§ **Passage to read**
+ + + + +

It’s a common refrain whenever people watch replays from a major tournament. MarineKingPrime attracts this kind of attention a lot. “I could never do that,” x player says. “That’s way too risky: if I tried that on ladder I’d just die.”
And that’s probably correct. If you take the kind of risks a player of that calibre does in a setting as even and as tumultuous as the ladder, chances are you’re going to have a bad time.
But live tournaments are fundamentally different. You can physically see your opponent. You might have even had the pleasure of watching his previous match – or the misfortune of having him watch yours. Perhaps you can see there’s something in particular that he’s struggling with, or maybe learn which builds to avoid.
Risk-taking doesn’t have to be reckless. Competitions is as much about information as it is execution and preparation. That doesn’t mean rolling the dice is the path to victory – sometimes playing safe will get you out of a lot of trouble – but not taking any chances at all is a sure-fire way to hamstring yourself.

+ + + + +

§ **Entries shown**
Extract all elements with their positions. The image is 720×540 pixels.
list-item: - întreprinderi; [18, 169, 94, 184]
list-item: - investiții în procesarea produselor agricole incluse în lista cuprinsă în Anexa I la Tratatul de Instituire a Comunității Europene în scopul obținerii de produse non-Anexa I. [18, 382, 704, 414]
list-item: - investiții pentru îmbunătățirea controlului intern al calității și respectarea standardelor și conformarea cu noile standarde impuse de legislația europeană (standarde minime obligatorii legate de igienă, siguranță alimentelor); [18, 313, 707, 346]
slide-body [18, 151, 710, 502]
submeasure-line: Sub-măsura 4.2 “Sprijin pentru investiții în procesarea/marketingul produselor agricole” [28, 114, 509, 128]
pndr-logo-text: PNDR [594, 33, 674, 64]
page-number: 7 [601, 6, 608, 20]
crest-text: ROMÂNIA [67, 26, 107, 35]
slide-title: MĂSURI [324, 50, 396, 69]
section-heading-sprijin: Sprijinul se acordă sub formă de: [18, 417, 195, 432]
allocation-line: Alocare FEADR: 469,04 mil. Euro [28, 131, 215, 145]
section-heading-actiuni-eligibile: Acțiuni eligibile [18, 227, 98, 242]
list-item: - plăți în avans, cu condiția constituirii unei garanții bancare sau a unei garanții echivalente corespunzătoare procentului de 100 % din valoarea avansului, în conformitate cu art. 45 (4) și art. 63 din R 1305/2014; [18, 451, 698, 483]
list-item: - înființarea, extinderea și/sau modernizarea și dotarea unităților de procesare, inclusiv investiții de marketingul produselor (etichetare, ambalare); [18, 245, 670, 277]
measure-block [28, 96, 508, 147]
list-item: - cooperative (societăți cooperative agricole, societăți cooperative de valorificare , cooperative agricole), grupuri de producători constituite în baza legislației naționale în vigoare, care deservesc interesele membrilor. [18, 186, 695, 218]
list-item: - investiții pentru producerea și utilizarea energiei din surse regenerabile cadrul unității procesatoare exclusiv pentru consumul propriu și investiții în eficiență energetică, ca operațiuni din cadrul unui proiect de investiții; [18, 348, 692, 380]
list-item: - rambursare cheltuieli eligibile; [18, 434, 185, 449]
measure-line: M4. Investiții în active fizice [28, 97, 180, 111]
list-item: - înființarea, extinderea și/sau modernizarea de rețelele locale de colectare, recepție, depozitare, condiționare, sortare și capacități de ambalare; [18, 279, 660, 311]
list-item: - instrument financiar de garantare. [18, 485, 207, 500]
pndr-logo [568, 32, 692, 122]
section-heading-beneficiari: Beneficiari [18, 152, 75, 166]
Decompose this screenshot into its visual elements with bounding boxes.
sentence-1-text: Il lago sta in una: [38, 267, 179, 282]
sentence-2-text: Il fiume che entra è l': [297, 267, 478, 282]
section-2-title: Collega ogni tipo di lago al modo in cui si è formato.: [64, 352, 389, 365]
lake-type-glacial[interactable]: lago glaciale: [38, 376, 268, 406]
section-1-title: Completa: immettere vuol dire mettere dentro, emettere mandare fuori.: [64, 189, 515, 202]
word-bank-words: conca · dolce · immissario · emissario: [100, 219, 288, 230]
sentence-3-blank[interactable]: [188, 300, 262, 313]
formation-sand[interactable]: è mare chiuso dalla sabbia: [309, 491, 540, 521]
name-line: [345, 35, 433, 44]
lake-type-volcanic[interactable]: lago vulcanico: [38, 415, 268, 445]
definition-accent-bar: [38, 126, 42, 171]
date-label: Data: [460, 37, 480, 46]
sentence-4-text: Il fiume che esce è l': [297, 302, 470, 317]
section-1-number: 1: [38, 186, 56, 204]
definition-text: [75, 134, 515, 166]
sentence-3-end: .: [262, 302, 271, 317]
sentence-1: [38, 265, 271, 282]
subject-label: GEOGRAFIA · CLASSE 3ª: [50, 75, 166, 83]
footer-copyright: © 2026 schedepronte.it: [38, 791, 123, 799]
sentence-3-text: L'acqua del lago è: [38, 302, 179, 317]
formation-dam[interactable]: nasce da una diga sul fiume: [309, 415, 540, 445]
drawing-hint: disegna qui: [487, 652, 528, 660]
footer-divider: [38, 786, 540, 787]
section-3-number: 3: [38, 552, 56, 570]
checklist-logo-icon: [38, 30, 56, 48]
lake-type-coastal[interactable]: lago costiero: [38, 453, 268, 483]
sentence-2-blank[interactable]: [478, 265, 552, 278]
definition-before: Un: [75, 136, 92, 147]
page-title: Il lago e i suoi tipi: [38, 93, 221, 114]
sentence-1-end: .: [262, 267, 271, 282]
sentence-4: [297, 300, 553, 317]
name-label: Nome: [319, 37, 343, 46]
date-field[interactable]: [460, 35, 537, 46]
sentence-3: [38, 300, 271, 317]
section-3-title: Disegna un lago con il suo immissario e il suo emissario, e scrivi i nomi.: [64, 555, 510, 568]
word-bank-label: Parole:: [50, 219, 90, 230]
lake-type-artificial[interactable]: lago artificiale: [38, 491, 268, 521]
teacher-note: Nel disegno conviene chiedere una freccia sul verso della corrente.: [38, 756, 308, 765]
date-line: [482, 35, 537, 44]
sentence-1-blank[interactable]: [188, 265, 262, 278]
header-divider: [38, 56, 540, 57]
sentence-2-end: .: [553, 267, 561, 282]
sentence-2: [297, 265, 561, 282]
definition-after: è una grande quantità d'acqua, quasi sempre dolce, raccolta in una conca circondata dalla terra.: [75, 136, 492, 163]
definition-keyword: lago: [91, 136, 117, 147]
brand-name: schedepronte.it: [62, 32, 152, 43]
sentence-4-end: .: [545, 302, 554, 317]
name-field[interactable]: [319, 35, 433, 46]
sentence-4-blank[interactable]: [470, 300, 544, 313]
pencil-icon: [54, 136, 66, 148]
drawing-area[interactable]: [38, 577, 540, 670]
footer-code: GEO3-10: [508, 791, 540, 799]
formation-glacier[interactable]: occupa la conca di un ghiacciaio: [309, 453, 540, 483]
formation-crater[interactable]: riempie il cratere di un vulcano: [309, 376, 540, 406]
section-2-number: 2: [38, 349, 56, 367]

+ + + + +

§ **Goal of the exercise**
Restate the passage on risk-taking in live tournaments, starting with "And that’s probably" and going on through "to hamstring yourself.", and use "rival" wherever "opponent" stands.

§ **Solution**
And that’s probably correct. If you take the kind of risks a player of that calibre does in a setting as even and as tumultuous as the ladder, chances are you’re going to have a bad time.
But live tournaments are fundamentally different. You can physically see your rival. You might have even had the pleasure of watching his previous match – or the misfortune of having him watch yours. Perhaps you can see there’s something in particular that he’s struggling with, or maybe learn which builds to avoid.
Risk-taking doesn’t have to be reckless. Competitions is as much about information as it is execution and preparation. That doesn’t mean rolling the dice is the path to victory – sometimes playing safe will get you out of a lot of trouble – but not taking any chances at all is a sure-fire way to hamstring yourself.